- Document excerpt:
Multithreaded IOBuffer memory leak?

See #49545.

Basically this piece of code leads to runaway memory that I can’t get rid of anymore:

function explode(lck, buffer, path, message; kwargs...)
    lock(buffer) do
        println(buffer, message)
        open(path, append = true) do f
            write(f, take!(buffer))
        end
    end
end

let
    lck = ReentrantLock()
    buffer = IOBuffer()
    path = "test.log"
    while true
        Threads.@spawn begin
            explode(lck, buffer, path, "blabla")
        end
    end
end

Does anyone know what is going on, and how to fix it?

1 Like

I assume it’s lock(lck), not lock(buffer).

I replaced the while true with for _ in 1:2000000.

With 24 threads, or with 4 threads, the program allocates about 125GB in a few seconds, and returns to the prompt. I.e. all the 2 million tasks have been spawned. It then run the tasks in the background, and finishes them in about 2 minutes. Then I can run GC.gc() 3-4 times to get memory usage down to approx 7GB. I can repeat the let-block, wait until things calm down, and run gc(), and I always end up with approx 7GB memory in use. Curiously, it’s not sufficient with a single GC.gc(), I need 3-4 to free all the memory.

That is, I can’t reproduce your problem.

Of course, with the while true, we never finish spawning new tasks, and we spawn much faster then they finish, so the overhead in each will necessarily keep memory usage high.

- Task to complete: Copy the forum thread on the IOBuffer memory leak starting with "Of course, with" and going on through "memory usage high.", renaming "spawning" to "creating".

Image layout annotations:
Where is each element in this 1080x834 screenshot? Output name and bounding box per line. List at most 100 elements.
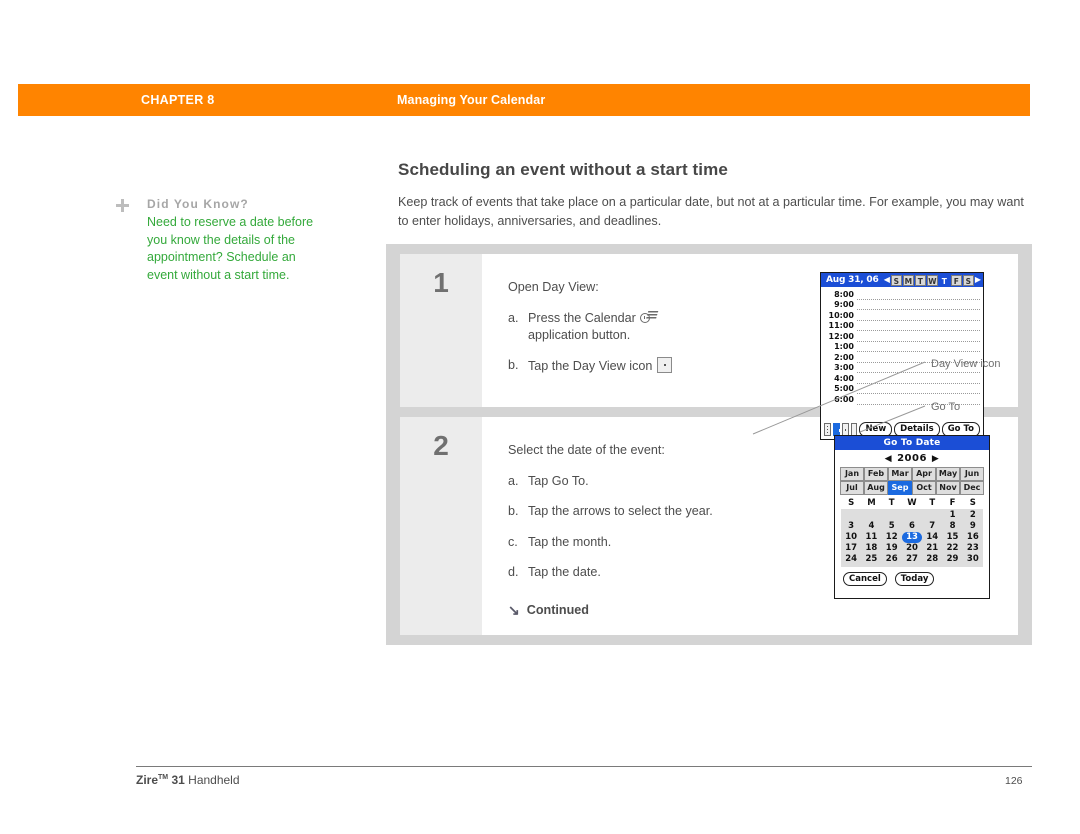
day-cell[interactable]: 18	[861, 543, 881, 554]
step-1-body: Open Day View: a. Press the Calendar app…	[482, 254, 1018, 440]
step-1-substep-a: a. Press the Calendar application button…	[508, 310, 758, 343]
day-letter-f[interactable]: F	[950, 274, 962, 286]
time-slot[interactable]	[857, 342, 980, 352]
day-cell[interactable]: 3	[841, 521, 861, 532]
day-cell[interactable]: 23	[963, 543, 983, 554]
day-cell[interactable]: 14	[922, 532, 942, 543]
time-label: 6:00	[834, 394, 854, 404]
month-jan[interactable]: Jan	[840, 466, 864, 481]
day-cell[interactable]: 29	[942, 554, 962, 565]
day-of-week-header: S M T W T F S	[835, 495, 989, 509]
month-nov[interactable]: Nov	[936, 480, 960, 495]
time-slot[interactable]	[857, 321, 980, 331]
day-letter-t2-selected[interactable]: T	[938, 274, 950, 286]
month-may[interactable]: May	[936, 466, 960, 481]
time-slot[interactable]	[857, 384, 980, 394]
day-cell[interactable]: 7	[922, 521, 942, 532]
day-cell[interactable]: 24	[841, 554, 861, 565]
go-to-date-footer: Cancel Today	[835, 567, 989, 586]
step-1-substep-b: b. Tap the Day View icon	[508, 357, 758, 375]
step-1-substep-b-text: Tap the Day View icon	[528, 357, 758, 375]
day-cell[interactable]: 11	[861, 532, 881, 543]
day-cell[interactable]: 8	[942, 521, 962, 532]
day-cell[interactable]: 6	[902, 521, 922, 532]
cancel-button[interactable]: Cancel	[843, 571, 887, 586]
day-letter-w[interactable]: W	[926, 274, 938, 286]
today-button[interactable]: Today	[894, 571, 935, 586]
day-cell[interactable]: 30	[963, 554, 983, 565]
next-week-arrow-icon[interactable]: ▶	[975, 276, 981, 284]
did-you-know-sidebar: Did You Know? Need to reserve a date bef…	[116, 196, 316, 284]
step-2-substep-a: a. Tap Go To.	[508, 473, 758, 490]
month-apr[interactable]: Apr	[912, 466, 936, 481]
time-slot[interactable]	[857, 374, 980, 384]
day-cell[interactable]: 21	[922, 543, 942, 554]
month-aug[interactable]: Aug	[864, 480, 888, 495]
month-jul[interactable]: Jul	[840, 480, 864, 495]
day-cell[interactable]: 19	[882, 543, 902, 554]
day-cell[interactable]: 9	[963, 521, 983, 532]
day-cell[interactable]: 4	[861, 521, 881, 532]
time-label: 9:00	[834, 300, 854, 309]
time-row: 12:00	[824, 331, 980, 342]
calendar-week-1: 1 2	[841, 510, 983, 521]
day-cell[interactable]: 5	[882, 521, 902, 532]
time-slot[interactable]	[857, 332, 980, 342]
day-cell[interactable]: 10	[841, 532, 861, 543]
go-to-date-title: Go To Date	[835, 435, 989, 450]
tip-body-text: Need to reserve a date before you know t…	[147, 215, 314, 282]
day-cell[interactable]: 27	[902, 554, 922, 565]
day-cell[interactable]: 17	[841, 543, 861, 554]
day-cell[interactable]: 26	[882, 554, 902, 565]
day-letter-s1[interactable]: S	[890, 274, 902, 286]
day-cell[interactable]: 22	[942, 543, 962, 554]
day-cell[interactable]: 1	[942, 510, 962, 521]
day-cell[interactable]: 25	[861, 554, 881, 565]
day-cell[interactable]: 28	[922, 554, 942, 565]
time-slot[interactable]	[857, 300, 980, 310]
step-1-substep-b-line1: Tap the Day View icon	[528, 359, 653, 373]
day-cell[interactable]: 12	[882, 532, 902, 543]
day-cell[interactable]: 2	[963, 510, 983, 521]
callout-label-day-view-icon: Day View icon	[931, 358, 1001, 370]
month-row-1: Jan Feb Mar Apr May Jun	[840, 466, 984, 481]
time-label: 11:00	[828, 321, 854, 330]
chapter-header-bar: CHAPTER 8 Managing Your Calendar	[18, 84, 1030, 116]
time-slot[interactable]	[857, 311, 980, 321]
prev-year-arrow-icon[interactable]: ◀	[885, 454, 892, 464]
day-cell[interactable]: 20	[902, 543, 922, 554]
page-title: Scheduling an event without a start time	[398, 160, 728, 179]
month-mar[interactable]: Mar	[888, 466, 912, 481]
calendar-week-2: 3 4 5 6 7 8 9	[841, 521, 983, 532]
day-view-title-bar: Aug 31, 06 ◀ S M T W T F S ▶	[821, 273, 983, 287]
prev-week-arrow-icon[interactable]: ◀	[884, 276, 890, 284]
dow-s1: S	[848, 497, 855, 508]
footer-product-name: Zire	[136, 773, 159, 787]
day-letter-m[interactable]: M	[902, 274, 914, 286]
day-cell[interactable]: 15	[942, 532, 962, 543]
continued-indicator: ↘ Continued	[508, 603, 1008, 617]
time-label: 3:00	[834, 363, 854, 372]
main-content-column: Scheduling an event without a start time…	[398, 160, 1032, 230]
time-label: 4:00	[834, 373, 854, 383]
day-letter-t1[interactable]: T	[914, 274, 926, 286]
time-slot[interactable]	[857, 290, 980, 300]
continued-arrow-icon: ↘	[508, 601, 520, 618]
day-cell[interactable]: 16	[963, 532, 983, 543]
month-oct[interactable]: Oct	[912, 480, 936, 495]
month-sep-selected[interactable]: Sep	[888, 480, 912, 495]
next-year-arrow-icon[interactable]: ▶	[932, 454, 939, 464]
tip-heading-label: Did You Know?	[147, 197, 249, 211]
time-label: 10:00	[828, 310, 854, 320]
day-letter-s2[interactable]: S	[962, 274, 974, 286]
month-feb[interactable]: Feb	[864, 466, 888, 481]
time-label: 1:00	[834, 342, 854, 351]
footer-product-number: 31	[168, 773, 185, 787]
month-jun[interactable]: Jun	[960, 466, 984, 481]
year-value: 2006	[897, 452, 927, 464]
step-2-substep-d: d. Tap the date.	[508, 564, 758, 581]
time-slot[interactable]	[857, 395, 980, 405]
month-dec[interactable]: Dec	[960, 480, 984, 495]
plus-icon	[116, 199, 129, 212]
day-cell-selected[interactable]: 13	[902, 531, 922, 543]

- Solution to this task:
Of course, with the while true, we never finish creating new tasks, and we spawn much faster then they finish, so the overhead in each will necessarily keep memory usage high.